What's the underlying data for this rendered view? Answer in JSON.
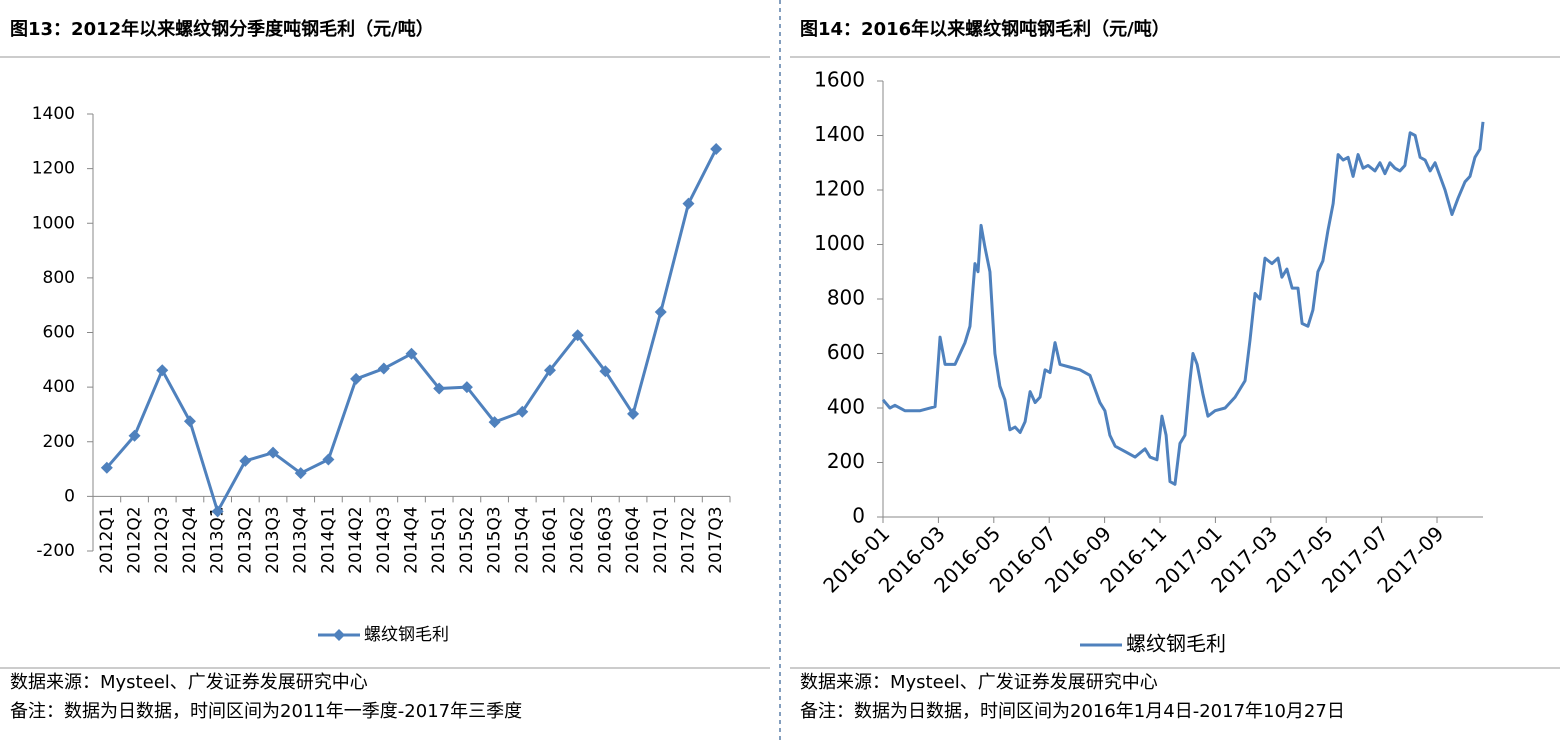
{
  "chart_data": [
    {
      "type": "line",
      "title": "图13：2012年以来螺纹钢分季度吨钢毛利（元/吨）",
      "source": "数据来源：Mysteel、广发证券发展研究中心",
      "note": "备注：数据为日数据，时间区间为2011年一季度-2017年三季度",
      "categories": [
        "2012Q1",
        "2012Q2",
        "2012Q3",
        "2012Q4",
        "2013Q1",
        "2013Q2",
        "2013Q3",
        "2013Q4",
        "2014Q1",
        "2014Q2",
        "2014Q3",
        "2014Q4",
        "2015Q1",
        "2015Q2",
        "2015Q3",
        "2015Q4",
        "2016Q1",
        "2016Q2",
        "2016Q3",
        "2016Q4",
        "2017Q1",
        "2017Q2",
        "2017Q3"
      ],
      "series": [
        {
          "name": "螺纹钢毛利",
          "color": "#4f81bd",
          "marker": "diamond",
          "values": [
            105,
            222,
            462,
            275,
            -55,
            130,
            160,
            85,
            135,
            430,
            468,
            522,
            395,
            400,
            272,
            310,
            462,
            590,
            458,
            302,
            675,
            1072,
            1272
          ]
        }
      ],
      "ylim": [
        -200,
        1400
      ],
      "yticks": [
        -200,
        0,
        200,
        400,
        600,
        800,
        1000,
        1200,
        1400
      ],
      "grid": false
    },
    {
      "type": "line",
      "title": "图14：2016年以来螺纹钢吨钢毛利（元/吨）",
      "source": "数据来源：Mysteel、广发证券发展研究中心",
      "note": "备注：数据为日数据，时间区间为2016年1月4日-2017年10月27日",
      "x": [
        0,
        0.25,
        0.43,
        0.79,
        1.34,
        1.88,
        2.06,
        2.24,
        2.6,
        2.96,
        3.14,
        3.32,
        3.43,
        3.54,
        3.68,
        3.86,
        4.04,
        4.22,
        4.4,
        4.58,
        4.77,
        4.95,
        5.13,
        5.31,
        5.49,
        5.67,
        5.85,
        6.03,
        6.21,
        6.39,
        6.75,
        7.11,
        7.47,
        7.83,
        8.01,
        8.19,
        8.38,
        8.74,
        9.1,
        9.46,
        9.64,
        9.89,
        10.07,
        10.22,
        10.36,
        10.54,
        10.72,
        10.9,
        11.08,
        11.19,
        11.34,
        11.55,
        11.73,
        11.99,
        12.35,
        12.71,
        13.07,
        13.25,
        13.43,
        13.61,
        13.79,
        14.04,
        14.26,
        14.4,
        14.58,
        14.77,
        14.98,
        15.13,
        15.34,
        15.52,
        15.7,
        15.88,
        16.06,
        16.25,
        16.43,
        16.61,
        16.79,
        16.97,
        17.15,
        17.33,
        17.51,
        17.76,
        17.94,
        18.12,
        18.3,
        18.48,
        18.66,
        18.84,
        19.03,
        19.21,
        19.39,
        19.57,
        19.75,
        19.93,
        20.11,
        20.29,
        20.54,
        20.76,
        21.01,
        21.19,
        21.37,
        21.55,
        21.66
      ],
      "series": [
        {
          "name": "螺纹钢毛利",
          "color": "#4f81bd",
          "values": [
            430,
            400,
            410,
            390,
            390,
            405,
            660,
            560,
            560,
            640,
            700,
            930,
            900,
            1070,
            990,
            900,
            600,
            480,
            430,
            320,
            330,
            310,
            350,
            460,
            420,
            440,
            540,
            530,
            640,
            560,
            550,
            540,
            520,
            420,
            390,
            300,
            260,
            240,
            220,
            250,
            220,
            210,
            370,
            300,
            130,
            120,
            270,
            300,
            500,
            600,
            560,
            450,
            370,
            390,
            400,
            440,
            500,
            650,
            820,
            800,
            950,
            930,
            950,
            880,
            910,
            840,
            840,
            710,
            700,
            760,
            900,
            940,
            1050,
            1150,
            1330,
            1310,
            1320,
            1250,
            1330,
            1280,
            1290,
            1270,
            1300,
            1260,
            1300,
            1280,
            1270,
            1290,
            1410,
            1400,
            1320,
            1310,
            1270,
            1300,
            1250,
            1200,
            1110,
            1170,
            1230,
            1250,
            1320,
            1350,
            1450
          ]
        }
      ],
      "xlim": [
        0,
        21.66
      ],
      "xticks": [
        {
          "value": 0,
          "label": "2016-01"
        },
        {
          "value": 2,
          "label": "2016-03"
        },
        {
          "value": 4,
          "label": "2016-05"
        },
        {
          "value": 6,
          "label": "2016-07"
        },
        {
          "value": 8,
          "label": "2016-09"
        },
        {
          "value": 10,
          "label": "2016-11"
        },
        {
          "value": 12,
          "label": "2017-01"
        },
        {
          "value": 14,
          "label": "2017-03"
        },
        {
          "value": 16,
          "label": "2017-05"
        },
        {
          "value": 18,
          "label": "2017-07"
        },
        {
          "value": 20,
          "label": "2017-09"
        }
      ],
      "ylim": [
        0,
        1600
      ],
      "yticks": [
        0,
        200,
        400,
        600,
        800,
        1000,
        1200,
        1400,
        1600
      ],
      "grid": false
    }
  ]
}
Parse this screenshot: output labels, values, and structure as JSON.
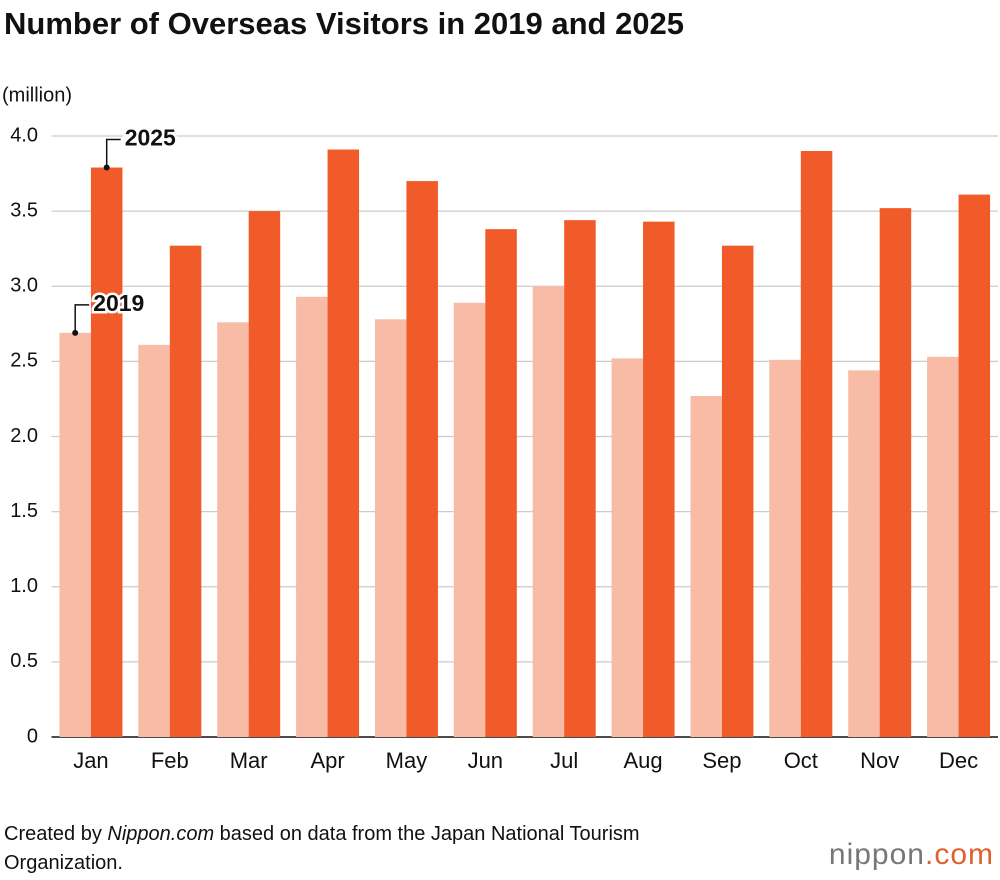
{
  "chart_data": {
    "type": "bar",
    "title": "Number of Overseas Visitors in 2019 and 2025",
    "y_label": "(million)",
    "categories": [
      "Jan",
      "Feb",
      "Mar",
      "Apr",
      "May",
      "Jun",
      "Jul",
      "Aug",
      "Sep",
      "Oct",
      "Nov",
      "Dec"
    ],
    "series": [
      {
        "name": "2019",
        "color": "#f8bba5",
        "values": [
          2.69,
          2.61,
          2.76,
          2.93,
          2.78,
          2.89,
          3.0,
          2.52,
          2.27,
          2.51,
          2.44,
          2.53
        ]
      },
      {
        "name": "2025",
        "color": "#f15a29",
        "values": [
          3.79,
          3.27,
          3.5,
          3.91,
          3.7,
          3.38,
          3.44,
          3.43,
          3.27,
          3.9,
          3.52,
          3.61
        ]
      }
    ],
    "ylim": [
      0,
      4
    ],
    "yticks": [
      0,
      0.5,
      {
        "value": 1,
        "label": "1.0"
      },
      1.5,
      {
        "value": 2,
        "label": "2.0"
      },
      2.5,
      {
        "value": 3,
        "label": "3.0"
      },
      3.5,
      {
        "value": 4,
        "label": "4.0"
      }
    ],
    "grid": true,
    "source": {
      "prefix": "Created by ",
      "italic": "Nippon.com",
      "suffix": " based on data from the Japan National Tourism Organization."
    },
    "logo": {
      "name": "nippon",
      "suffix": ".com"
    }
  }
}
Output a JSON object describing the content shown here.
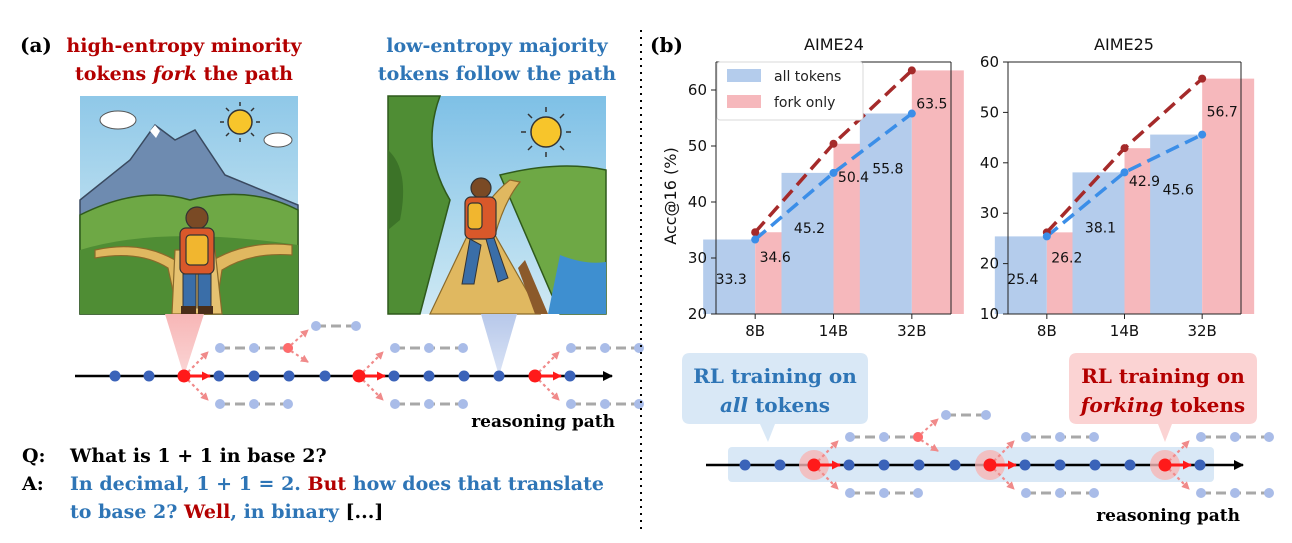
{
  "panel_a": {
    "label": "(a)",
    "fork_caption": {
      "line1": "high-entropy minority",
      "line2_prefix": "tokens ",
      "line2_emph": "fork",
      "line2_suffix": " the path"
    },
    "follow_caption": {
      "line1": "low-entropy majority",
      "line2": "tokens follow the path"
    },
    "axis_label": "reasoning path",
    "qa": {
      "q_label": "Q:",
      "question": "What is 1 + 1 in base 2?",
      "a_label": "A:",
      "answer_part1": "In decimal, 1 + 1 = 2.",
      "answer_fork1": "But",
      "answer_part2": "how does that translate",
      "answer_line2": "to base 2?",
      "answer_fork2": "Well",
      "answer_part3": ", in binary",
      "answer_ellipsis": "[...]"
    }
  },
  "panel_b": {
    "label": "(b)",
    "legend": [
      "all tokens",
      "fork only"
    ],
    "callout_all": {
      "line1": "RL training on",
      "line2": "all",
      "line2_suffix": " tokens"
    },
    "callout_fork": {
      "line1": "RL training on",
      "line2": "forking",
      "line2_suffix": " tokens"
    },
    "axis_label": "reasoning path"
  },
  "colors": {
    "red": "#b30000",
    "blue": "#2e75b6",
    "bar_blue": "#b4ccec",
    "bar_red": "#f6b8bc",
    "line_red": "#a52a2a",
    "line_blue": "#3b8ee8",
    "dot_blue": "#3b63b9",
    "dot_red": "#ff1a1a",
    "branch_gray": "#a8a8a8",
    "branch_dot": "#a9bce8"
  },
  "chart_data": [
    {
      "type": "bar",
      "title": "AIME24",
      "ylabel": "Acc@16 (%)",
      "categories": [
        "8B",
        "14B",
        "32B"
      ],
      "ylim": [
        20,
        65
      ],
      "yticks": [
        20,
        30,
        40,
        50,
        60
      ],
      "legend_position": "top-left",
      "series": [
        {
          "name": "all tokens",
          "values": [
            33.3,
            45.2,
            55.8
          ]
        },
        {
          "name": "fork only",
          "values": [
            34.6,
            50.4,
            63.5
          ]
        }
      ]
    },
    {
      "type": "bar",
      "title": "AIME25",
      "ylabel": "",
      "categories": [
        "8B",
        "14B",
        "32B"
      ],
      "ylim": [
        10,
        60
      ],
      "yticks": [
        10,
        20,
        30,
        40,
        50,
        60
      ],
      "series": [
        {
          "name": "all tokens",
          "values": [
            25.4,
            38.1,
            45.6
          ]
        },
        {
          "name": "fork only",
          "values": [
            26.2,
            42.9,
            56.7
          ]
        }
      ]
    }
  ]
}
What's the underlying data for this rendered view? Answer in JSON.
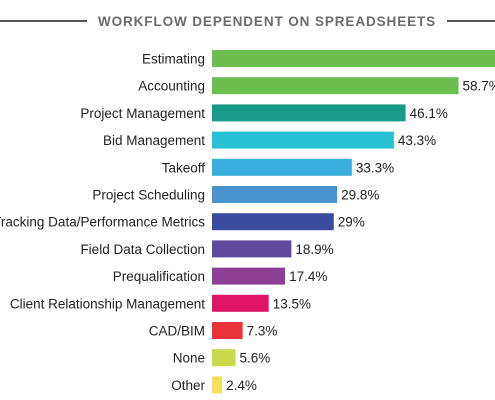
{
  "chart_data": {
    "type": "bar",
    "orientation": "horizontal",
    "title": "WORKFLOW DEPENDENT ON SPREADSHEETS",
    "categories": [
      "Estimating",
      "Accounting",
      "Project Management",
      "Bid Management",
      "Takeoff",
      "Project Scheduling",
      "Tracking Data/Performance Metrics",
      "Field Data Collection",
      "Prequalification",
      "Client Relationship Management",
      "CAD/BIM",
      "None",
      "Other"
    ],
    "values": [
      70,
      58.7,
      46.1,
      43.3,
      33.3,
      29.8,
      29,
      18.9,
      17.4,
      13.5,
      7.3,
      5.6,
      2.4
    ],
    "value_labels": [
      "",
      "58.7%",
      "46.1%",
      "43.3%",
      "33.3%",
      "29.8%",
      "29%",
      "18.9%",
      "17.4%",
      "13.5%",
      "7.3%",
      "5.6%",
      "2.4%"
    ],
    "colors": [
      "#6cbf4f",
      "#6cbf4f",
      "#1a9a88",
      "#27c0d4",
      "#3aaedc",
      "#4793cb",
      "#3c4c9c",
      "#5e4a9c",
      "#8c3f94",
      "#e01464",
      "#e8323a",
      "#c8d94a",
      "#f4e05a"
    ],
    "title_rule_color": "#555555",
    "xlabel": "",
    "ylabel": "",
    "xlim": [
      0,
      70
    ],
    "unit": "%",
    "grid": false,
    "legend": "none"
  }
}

**Your goal:** Above are the records. Identify each line that contains the word "Management".

**Exercise solution:**
      "Project Management",
      "Bid Management",
      "Client Relationship Management",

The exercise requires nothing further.